=== DESCRIPTION OF THE TASK ===
Provide the data again in its entirety, exactly as given.

-- start of PROVIDED RECORDS --

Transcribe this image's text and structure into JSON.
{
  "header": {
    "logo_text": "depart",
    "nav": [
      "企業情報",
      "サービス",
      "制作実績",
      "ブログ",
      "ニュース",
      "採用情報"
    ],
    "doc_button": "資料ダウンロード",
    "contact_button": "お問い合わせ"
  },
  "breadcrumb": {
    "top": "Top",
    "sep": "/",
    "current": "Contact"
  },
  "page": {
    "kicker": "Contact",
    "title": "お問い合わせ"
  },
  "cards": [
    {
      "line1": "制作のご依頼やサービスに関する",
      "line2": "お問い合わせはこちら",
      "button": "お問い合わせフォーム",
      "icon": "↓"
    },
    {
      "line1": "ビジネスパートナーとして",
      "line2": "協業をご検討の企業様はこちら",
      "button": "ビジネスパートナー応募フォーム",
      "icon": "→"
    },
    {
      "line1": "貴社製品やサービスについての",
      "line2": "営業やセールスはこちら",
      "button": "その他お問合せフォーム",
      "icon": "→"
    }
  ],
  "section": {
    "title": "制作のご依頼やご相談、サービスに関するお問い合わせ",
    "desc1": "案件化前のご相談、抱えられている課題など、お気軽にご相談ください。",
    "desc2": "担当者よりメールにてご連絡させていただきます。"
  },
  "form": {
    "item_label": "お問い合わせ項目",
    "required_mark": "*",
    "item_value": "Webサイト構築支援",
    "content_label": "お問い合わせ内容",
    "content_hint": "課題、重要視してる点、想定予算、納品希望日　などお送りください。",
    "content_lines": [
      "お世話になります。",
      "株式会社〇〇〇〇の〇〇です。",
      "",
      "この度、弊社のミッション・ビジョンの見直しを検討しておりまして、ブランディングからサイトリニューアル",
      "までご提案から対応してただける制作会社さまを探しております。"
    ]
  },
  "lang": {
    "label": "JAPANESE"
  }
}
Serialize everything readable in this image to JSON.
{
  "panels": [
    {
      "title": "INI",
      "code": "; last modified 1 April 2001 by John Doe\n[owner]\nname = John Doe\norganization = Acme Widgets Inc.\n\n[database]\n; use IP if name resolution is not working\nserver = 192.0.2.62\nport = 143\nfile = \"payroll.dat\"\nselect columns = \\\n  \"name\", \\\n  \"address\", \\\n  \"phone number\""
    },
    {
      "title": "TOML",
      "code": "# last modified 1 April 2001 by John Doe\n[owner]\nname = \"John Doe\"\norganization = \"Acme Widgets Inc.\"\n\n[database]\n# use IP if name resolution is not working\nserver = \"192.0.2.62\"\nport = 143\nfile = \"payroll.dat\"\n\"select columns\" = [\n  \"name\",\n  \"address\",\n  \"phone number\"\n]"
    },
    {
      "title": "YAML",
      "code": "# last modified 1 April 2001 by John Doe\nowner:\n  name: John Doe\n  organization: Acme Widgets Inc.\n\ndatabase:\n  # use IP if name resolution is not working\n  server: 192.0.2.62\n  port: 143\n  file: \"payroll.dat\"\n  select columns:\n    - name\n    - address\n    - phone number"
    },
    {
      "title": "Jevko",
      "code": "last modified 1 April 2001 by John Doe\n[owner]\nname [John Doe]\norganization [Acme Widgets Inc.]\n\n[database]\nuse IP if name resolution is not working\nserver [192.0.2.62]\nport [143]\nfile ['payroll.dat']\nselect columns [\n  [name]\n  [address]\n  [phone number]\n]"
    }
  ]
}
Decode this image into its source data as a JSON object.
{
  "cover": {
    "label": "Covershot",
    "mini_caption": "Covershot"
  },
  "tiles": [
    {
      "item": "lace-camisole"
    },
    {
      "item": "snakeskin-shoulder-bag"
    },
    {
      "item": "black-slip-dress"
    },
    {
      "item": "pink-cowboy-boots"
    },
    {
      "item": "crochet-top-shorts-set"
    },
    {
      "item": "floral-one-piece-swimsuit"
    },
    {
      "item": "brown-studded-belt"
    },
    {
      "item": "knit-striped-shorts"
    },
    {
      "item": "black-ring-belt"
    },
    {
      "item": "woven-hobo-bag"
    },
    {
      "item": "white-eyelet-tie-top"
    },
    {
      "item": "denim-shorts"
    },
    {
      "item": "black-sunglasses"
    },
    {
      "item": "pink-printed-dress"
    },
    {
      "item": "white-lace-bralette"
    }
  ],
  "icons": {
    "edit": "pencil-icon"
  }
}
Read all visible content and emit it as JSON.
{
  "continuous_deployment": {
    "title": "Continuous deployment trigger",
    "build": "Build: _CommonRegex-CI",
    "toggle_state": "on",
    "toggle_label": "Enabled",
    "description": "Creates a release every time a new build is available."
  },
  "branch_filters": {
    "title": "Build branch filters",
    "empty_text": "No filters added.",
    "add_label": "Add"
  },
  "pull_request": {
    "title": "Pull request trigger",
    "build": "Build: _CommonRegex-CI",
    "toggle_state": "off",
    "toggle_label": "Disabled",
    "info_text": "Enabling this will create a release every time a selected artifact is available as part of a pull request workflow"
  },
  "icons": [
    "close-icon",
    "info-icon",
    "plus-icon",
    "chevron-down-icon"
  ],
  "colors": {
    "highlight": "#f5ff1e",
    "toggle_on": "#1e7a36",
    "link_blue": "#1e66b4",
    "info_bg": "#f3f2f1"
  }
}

-- end of PROVIDED RECORDS --

=== TASK OUTPUT ===
Transcribe this image's text and structure into JSON.
{
  "header": {
    "logo_text": "depart",
    "nav": [
      "企業情報",
      "サービス",
      "制作実績",
      "ブログ",
      "ニュース",
      "採用情報"
    ],
    "doc_button": "資料ダウンロード",
    "contact_button": "お問い合わせ"
  },
  "breadcrumb": {
    "top": "Top",
    "sep": "/",
    "current": "Contact"
  },
  "page": {
    "kicker": "Contact",
    "title": "お問い合わせ"
  },
  "cards": [
    {
      "line1": "制作のご依頼やサービスに関する",
      "line2": "お問い合わせはこちら",
      "button": "お問い合わせフォーム",
      "icon": "↓"
    },
    {
      "line1": "ビジネスパートナーとして",
      "line2": "協業をご検討の企業様はこちら",
      "button": "ビジネスパートナー応募フォーム",
      "icon": "→"
    },
    {
      "line1": "貴社製品やサービスについての",
      "line2": "営業やセールスはこちら",
      "button": "その他お問合せフォーム",
      "icon": "→"
    }
  ],
  "section": {
    "title": "制作のご依頼やご相談、サービスに関するお問い合わせ",
    "desc1": "案件化前のご相談、抱えられている課題など、お気軽にご相談ください。",
    "desc2": "担当者よりメールにてご連絡させていただきます。"
  },
  "form": {
    "item_label": "お問い合わせ項目",
    "required_mark": "*",
    "item_value": "Webサイト構築支援",
    "content_label": "お問い合わせ内容",
    "content_hint": "課題、重要視してる点、想定予算、納品希望日　などお送りください。",
    "content_lines": [
      "お世話になります。",
      "株式会社〇〇〇〇の〇〇です。",
      "",
      "この度、弊社のミッション・ビジョンの見直しを検討しておりまして、ブランディングからサイトリニューアル",
      "までご提案から対応してただける制作会社さまを探しております。"
    ]
  },
  "lang": {
    "label": "JAPANESE"
  }
}
Serialize everything readable in this image to JSON.
{
  "panels": [
    {
      "title": "INI",
      "code": "; last modified 1 April 2001 by John Doe\n[owner]\nname = John Doe\norganization = Acme Widgets Inc.\n\n[database]\n; use IP if name resolution is not working\nserver = 192.0.2.62\nport = 143\nfile = \"payroll.dat\"\nselect columns = \\\n  \"name\", \\\n  \"address\", \\\n  \"phone number\""
    },
    {
      "title": "TOML",
      "code": "# last modified 1 April 2001 by John Doe\n[owner]\nname = \"John Doe\"\norganization = \"Acme Widgets Inc.\"\n\n[database]\n# use IP if name resolution is not working\nserver = \"192.0.2.62\"\nport = 143\nfile = \"payroll.dat\"\n\"select columns\" = [\n  \"name\",\n  \"address\",\n  \"phone number\"\n]"
    },
    {
      "title": "YAML",
      "code": "# last modified 1 April 2001 by John Doe\nowner:\n  name: John Doe\n  organization: Acme Widgets Inc.\n\ndatabase:\n  # use IP if name resolution is not working\n  server: 192.0.2.62\n  port: 143\n  file: \"payroll.dat\"\n  select columns:\n    - name\n    - address\n    - phone number"
    },
    {
      "title": "Jevko",
      "code": "last modified 1 April 2001 by John Doe\n[owner]\nname [John Doe]\norganization [Acme Widgets Inc.]\n\n[database]\nuse IP if name resolution is not working\nserver [192.0.2.62]\nport [143]\nfile ['payroll.dat']\nselect columns [\n  [name]\n  [address]\n  [phone number]\n]"
    }
  ]
}
Decode this image into its source data as a JSON object.
{
  "cover": {
    "label": "Covershot",
    "mini_caption": "Covershot"
  },
  "tiles": [
    {
      "item": "lace-camisole"
    },
    {
      "item": "snakeskin-shoulder-bag"
    },
    {
      "item": "black-slip-dress"
    },
    {
      "item": "pink-cowboy-boots"
    },
    {
      "item": "crochet-top-shorts-set"
    },
    {
      "item": "floral-one-piece-swimsuit"
    },
    {
      "item": "brown-studded-belt"
    },
    {
      "item": "knit-striped-shorts"
    },
    {
      "item": "black-ring-belt"
    },
    {
      "item": "woven-hobo-bag"
    },
    {
      "item": "white-eyelet-tie-top"
    },
    {
      "item": "denim-shorts"
    },
    {
      "item": "black-sunglasses"
    },
    {
      "item": "pink-printed-dress"
    },
    {
      "item": "white-lace-bralette"
    }
  ],
  "icons": {
    "edit": "pencil-icon"
  }
}
Read all visible content and emit it as JSON.
{
  "continuous_deployment": {
    "title": "Continuous deployment trigger",
    "build": "Build: _CommonRegex-CI",
    "toggle_state": "on",
    "toggle_label": "Enabled",
    "description": "Creates a release every time a new build is available."
  },
  "branch_filters": {
    "title": "Build branch filters",
    "empty_text": "No filters added.",
    "add_label": "Add"
  },
  "pull_request": {
    "title": "Pull request trigger",
    "build": "Build: _CommonRegex-CI",
    "toggle_state": "off",
    "toggle_label": "Disabled",
    "info_text": "Enabling this will create a release every time a selected artifact is available as part of a pull request workflow"
  },
  "icons": [
    "close-icon",
    "info-icon",
    "plus-icon",
    "chevron-down-icon"
  ],
  "colors": {
    "highlight": "#f5ff1e",
    "toggle_on": "#1e7a36",
    "link_blue": "#1e66b4",
    "info_bg": "#f3f2f1"
  }
}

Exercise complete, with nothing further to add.